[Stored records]
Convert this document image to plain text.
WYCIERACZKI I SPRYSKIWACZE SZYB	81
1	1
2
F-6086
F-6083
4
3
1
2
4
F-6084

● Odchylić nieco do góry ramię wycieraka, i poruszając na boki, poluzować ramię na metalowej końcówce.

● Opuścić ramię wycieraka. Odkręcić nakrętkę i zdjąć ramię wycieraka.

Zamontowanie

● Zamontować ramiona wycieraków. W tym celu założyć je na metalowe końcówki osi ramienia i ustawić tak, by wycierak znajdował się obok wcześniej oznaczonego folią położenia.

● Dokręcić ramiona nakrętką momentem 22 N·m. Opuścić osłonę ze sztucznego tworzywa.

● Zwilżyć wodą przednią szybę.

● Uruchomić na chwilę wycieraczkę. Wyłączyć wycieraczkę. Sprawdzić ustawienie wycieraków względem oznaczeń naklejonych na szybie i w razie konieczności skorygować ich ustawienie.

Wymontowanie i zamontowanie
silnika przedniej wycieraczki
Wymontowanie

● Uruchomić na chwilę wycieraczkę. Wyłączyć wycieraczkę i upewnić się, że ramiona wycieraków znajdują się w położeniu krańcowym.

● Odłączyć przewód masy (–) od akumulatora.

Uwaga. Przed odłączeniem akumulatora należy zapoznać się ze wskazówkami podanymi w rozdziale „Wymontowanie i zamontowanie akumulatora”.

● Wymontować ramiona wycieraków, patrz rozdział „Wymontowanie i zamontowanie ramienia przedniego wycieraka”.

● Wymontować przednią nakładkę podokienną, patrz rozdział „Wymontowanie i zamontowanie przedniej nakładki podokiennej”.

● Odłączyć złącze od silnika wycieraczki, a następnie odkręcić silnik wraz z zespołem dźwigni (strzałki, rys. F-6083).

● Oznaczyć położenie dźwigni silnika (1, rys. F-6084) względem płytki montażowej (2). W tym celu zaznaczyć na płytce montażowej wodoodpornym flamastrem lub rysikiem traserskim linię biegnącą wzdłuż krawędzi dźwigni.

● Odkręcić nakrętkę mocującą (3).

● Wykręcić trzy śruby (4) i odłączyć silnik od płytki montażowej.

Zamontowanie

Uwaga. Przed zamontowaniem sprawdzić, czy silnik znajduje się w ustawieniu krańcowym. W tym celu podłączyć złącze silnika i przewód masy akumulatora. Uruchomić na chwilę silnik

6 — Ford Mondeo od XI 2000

...

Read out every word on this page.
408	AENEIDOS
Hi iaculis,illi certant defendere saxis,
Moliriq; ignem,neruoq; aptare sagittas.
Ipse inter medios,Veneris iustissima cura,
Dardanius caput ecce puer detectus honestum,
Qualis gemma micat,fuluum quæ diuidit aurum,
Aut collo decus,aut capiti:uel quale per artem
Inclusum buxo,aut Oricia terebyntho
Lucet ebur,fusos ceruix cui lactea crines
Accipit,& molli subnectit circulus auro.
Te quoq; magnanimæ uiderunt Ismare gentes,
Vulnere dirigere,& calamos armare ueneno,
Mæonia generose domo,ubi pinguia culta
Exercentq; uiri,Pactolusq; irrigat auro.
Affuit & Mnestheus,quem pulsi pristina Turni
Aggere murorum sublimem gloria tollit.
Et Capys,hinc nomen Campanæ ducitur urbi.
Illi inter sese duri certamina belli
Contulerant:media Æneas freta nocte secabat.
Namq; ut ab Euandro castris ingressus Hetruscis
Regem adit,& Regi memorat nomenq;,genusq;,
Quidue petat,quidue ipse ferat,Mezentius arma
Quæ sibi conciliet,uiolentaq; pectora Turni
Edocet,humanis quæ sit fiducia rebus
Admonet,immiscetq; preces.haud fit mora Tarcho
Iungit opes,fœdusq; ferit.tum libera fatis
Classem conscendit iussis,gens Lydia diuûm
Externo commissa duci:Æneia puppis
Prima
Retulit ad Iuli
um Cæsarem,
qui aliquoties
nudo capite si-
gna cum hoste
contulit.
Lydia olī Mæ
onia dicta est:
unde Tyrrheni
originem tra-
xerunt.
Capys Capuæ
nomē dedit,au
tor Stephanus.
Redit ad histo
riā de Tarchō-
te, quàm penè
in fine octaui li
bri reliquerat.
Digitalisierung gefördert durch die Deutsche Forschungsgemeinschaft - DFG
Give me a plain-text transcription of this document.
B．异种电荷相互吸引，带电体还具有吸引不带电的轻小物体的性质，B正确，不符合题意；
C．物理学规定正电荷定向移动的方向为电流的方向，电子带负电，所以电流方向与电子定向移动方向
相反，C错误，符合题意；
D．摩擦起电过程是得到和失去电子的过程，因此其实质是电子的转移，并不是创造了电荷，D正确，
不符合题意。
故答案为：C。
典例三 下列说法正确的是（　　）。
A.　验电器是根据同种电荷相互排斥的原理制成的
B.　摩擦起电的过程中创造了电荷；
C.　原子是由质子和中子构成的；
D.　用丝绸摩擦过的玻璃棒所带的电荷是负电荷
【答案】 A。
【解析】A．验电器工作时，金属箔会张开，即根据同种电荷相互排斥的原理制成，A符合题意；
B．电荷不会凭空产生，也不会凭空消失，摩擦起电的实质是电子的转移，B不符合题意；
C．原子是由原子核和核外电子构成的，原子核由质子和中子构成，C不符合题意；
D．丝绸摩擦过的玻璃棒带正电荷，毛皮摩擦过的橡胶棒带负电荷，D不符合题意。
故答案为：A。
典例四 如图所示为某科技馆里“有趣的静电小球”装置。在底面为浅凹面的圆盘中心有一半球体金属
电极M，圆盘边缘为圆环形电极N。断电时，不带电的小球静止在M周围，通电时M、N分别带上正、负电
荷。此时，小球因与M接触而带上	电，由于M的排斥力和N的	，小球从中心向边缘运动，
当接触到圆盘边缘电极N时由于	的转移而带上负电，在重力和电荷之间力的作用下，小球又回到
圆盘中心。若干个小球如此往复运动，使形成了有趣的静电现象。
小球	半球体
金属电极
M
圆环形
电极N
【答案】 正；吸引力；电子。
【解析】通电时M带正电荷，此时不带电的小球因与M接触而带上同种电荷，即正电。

---

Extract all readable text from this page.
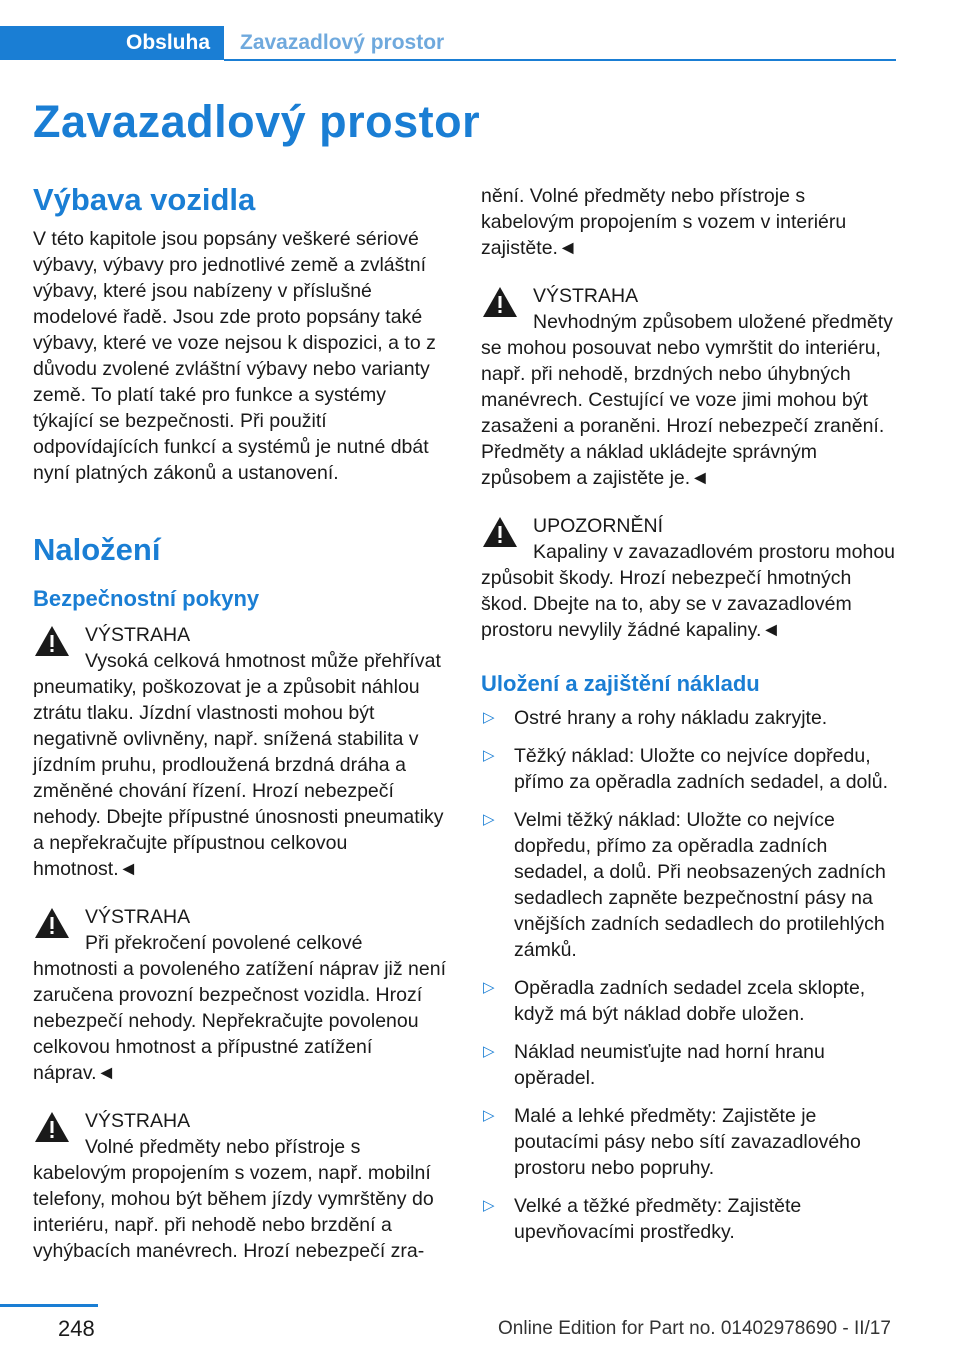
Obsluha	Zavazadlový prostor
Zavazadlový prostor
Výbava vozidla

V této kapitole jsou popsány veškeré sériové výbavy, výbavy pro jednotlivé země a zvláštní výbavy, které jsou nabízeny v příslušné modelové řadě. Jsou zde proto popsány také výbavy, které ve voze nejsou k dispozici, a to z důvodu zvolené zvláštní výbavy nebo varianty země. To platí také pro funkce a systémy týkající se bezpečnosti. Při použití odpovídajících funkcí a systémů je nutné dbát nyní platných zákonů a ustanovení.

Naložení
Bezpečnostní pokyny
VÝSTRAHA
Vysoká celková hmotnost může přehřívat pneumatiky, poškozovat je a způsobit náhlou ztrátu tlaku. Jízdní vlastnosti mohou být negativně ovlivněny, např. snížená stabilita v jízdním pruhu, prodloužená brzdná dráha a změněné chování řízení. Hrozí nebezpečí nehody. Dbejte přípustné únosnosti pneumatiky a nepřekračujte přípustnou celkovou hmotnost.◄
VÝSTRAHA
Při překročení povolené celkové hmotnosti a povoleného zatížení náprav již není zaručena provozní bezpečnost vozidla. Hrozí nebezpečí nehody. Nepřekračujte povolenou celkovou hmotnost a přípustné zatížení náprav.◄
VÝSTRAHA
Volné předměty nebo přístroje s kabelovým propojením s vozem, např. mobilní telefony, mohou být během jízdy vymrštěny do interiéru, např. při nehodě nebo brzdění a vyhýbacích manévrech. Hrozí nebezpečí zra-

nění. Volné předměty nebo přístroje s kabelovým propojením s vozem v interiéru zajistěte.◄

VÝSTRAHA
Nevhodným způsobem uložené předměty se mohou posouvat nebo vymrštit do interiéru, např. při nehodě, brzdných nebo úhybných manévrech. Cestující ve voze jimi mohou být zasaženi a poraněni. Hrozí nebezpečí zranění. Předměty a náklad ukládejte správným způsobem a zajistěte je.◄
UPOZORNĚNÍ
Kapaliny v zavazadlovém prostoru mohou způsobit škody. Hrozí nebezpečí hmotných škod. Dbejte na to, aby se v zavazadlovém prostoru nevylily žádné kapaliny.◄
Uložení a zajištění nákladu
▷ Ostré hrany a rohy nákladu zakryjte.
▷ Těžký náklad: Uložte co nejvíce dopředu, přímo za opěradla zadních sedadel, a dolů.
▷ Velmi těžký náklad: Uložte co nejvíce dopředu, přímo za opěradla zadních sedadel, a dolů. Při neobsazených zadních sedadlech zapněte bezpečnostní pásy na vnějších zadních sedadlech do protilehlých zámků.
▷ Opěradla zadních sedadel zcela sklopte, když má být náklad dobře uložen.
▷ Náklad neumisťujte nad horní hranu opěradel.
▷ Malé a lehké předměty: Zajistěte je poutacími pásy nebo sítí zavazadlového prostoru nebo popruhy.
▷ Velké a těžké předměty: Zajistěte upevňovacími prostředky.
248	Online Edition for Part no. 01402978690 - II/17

[Work to do]:
Choose all lines containing the string "dopředu" and copy them out.

[Answer to this task]:
▷ Těžký náklad: Uložte co nejvíce dopředu, přímo za opěradla zadních sedadel, a dolů.
▷ Velmi těžký náklad: Uložte co nejvíce dopředu, přímo za opěradla zadních sedadel, a dolů. Při neobsazených zadních sedadlech zapněte bezpečnostní pásy na vnějších zadních sedadlech do protilehlých zámků.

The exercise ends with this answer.